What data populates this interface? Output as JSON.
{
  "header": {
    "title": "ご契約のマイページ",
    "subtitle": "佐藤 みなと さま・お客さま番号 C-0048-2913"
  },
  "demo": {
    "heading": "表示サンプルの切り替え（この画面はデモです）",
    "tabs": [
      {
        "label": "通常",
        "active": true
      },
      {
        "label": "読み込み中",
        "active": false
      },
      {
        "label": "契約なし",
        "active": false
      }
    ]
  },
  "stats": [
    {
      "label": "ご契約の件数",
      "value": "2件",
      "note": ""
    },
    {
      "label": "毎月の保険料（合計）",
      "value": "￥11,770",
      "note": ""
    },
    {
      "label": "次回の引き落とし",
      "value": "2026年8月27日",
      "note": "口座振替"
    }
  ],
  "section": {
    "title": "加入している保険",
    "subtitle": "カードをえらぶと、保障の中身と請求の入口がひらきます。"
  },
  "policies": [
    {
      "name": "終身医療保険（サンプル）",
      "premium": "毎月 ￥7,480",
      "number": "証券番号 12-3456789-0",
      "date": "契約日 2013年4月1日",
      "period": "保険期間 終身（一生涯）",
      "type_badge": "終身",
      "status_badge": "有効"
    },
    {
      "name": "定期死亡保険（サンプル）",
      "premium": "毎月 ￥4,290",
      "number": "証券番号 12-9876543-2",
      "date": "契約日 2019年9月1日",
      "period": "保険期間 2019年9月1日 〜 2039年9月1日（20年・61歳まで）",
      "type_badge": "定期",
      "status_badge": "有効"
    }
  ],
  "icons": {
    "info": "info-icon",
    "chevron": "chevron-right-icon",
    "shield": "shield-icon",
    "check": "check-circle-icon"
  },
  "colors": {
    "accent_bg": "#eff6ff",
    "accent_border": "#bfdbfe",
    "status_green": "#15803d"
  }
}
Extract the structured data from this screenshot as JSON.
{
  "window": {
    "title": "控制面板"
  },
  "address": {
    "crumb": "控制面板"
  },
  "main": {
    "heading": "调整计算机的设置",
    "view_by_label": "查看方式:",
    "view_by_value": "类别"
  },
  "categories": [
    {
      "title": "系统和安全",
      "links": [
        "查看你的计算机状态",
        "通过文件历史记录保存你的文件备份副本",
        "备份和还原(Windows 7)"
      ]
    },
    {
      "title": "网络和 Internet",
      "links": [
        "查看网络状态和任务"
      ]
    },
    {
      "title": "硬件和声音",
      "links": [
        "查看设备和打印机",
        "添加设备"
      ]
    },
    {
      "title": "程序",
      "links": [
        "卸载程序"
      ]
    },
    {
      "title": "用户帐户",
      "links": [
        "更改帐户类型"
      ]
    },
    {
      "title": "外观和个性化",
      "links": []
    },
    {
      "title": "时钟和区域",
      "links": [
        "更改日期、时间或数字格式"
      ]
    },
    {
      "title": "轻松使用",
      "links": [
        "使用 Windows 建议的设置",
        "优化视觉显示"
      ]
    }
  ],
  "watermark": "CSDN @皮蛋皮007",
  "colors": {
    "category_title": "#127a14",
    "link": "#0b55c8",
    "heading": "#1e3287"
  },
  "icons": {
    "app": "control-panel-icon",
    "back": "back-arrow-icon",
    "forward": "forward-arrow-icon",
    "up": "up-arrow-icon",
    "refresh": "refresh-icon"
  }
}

________________________________________

[Set task]:
Copy down every line of the entries containing the word "arrow".

[Worked answer]:
    "back": "back-arrow-icon",
    "forward": "forward-arrow-icon",
    "up": "up-arrow-icon",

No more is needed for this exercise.